# Luring animals to your land



## homesteadpastor (Jan 27, 2014)

I don't have a bunch of land but I do have a couple of acres. Every now and the I see some small animals passing through like rabbits or a possum. I've heard someone spotted some pigs once but only once and they certainly don't live on the land. We don't have a water source on the property like a creek or pool so I'm thinking having a food source is what I need to bring some animals around, but I'm not sure how to go about it.

I do plan to add some vegetation at some point, but for now I'm thinking of getting a bag of deer corn to spread out in certain spots every now and then. I'd like to see some pigs come around and smaller animals to take and process. Will a bag of corn do it? Will animals even know it's there other than the birds? I'd appreciate any advice on attracting animals.


----------



## farmerDale (Jan 8, 2011)

Well, what is your two acres like? Open, wooded, hilly? What animals are you wanting to draw in? 

It is amazing how animals will home in on a food source, if they have a consistent supply over time.

________________

*Requirements*
In the thread about luring animals onto a property, what does homesteadpastor plan to spread out in certain spots? The data after this thread is separate material.

*Information provided*

________________

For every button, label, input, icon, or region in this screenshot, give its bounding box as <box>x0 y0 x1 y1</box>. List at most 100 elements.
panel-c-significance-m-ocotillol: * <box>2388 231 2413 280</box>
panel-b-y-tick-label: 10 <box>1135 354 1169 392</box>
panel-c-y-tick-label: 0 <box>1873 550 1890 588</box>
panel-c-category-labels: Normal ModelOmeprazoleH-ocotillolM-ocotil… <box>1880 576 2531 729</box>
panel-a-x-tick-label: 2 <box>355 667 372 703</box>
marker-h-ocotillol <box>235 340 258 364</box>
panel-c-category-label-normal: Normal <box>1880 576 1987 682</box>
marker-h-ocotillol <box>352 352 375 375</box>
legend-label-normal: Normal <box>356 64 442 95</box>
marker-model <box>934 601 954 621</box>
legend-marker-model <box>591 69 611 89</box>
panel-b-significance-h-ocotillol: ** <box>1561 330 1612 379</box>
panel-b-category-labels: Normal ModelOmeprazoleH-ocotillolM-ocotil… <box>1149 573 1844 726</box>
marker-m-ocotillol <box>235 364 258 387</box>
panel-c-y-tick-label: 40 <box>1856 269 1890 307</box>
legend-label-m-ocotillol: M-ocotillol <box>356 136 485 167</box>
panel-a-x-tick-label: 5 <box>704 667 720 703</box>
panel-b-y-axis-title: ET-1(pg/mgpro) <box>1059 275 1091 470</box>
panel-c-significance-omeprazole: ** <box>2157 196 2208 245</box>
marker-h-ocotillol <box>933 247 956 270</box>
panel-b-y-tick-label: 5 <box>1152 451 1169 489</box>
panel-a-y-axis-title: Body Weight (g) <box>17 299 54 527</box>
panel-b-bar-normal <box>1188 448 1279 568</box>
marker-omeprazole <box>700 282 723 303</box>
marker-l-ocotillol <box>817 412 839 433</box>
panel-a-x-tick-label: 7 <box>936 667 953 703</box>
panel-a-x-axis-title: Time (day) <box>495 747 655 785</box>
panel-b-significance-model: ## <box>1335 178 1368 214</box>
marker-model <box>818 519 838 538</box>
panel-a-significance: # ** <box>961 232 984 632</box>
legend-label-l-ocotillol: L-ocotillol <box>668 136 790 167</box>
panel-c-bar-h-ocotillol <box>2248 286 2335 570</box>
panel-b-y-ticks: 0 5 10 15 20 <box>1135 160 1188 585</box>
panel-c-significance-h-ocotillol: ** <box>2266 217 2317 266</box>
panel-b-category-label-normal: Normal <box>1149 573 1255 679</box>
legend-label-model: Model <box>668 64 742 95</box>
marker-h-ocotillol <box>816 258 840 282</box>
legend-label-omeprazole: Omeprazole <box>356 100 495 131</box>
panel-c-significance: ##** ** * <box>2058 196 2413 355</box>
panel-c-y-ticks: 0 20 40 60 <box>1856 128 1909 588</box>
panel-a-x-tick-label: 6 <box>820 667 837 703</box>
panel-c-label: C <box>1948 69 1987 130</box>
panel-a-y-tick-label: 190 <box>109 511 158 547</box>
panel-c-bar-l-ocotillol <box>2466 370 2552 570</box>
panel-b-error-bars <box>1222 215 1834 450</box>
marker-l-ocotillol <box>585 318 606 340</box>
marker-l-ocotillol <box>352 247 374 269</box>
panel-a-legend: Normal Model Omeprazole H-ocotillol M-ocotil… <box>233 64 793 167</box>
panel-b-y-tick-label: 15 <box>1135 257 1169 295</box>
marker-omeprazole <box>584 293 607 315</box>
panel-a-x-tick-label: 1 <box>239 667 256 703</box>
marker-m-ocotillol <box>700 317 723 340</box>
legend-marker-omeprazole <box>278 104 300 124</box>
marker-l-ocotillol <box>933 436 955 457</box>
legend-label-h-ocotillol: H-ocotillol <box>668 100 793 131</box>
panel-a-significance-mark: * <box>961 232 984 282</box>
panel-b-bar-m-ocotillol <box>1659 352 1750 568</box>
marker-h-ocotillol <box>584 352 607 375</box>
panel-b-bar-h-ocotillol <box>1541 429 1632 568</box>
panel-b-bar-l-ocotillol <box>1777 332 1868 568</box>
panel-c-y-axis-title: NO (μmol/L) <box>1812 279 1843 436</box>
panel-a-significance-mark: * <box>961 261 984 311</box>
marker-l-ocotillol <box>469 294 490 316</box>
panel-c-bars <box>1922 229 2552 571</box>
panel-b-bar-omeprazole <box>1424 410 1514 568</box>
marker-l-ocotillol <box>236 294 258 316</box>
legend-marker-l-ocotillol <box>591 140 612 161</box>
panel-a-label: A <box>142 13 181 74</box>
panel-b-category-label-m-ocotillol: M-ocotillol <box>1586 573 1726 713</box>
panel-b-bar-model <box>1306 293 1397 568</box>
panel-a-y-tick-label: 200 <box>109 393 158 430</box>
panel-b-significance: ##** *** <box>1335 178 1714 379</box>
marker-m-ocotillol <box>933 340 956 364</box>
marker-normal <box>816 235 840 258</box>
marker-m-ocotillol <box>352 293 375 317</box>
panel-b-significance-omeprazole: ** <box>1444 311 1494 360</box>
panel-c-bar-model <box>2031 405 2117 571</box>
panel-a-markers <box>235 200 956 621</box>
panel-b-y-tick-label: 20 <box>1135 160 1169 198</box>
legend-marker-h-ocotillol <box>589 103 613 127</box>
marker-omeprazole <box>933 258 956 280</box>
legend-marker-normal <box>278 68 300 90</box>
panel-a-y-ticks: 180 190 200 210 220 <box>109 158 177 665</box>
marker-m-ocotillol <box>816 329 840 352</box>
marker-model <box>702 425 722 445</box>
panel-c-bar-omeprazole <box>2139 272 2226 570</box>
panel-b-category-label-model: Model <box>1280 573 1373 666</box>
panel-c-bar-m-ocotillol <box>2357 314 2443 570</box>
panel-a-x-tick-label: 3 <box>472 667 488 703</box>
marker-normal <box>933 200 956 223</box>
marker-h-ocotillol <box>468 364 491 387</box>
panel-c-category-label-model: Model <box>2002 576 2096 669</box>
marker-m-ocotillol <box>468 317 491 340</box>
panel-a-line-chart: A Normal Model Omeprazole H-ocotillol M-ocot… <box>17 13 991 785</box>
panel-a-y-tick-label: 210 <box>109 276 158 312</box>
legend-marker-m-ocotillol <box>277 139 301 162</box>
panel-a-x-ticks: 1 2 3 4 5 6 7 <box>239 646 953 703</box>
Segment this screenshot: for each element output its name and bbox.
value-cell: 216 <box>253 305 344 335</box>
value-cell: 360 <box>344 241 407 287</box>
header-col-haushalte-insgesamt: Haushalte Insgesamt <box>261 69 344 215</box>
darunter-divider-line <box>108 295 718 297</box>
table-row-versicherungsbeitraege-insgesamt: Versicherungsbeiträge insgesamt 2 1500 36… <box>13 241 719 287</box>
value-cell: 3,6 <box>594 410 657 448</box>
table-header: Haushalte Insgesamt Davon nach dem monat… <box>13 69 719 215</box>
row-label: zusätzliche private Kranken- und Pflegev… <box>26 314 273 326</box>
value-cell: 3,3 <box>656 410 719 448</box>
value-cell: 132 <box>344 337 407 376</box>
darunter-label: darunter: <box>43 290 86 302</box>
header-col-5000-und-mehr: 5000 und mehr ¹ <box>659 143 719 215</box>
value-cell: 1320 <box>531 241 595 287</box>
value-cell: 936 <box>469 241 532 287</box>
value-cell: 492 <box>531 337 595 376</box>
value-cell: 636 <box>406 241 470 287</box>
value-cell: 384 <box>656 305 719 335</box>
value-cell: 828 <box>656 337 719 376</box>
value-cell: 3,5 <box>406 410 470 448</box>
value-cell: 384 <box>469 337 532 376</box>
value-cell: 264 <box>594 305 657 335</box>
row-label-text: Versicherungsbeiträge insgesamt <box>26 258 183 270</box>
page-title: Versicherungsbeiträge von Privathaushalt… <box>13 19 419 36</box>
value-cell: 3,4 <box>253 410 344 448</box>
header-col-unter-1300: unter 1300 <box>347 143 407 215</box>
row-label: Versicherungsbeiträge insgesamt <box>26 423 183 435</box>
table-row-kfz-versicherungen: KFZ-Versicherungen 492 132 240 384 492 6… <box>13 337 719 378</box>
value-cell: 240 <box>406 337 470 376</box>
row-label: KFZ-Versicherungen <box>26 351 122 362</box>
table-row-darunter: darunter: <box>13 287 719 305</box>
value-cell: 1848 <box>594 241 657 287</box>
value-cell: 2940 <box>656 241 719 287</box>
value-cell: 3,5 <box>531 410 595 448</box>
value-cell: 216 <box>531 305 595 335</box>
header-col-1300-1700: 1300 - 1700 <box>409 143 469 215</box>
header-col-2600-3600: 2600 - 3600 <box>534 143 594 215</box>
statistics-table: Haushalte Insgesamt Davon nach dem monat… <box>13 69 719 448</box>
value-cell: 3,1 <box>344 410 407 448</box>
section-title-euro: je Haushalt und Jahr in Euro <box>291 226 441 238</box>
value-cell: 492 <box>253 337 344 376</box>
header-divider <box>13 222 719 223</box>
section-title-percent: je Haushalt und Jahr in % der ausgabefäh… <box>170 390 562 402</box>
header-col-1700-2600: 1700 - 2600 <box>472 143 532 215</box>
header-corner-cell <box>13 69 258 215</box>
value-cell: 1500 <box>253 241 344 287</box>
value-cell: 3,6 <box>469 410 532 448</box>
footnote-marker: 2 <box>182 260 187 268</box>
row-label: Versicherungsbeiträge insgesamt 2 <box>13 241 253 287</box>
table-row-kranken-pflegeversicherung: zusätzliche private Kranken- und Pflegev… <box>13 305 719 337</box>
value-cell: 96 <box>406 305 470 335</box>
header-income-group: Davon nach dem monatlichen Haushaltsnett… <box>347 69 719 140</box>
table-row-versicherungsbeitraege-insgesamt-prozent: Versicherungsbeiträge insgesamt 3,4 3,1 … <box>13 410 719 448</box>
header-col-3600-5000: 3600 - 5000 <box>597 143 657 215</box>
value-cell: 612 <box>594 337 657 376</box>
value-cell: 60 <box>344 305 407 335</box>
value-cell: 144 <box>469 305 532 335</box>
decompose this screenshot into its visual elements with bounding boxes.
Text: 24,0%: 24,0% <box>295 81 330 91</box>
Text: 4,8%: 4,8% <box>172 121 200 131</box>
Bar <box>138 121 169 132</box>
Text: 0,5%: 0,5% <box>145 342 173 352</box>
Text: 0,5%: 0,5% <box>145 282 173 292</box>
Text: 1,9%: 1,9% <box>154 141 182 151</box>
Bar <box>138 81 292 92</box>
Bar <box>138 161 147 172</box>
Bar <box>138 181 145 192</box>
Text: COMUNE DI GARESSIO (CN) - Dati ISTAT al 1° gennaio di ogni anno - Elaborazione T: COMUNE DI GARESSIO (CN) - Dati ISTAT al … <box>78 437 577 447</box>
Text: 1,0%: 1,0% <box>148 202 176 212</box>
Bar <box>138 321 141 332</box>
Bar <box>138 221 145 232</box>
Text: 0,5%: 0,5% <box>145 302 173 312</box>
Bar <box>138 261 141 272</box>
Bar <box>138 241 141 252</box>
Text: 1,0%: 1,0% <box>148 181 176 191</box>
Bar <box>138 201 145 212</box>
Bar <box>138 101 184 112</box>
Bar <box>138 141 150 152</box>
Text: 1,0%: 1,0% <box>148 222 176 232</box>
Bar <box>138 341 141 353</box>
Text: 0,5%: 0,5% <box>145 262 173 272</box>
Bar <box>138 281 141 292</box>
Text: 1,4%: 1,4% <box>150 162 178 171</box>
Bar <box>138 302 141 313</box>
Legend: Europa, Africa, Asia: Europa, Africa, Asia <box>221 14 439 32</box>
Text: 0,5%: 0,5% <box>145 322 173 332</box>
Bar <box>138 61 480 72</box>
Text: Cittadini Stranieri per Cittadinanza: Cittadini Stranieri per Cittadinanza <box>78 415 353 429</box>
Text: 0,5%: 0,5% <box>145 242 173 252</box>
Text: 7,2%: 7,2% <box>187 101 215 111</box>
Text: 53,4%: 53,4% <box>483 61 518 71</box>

________________

*Result below*
A bag of deer corn.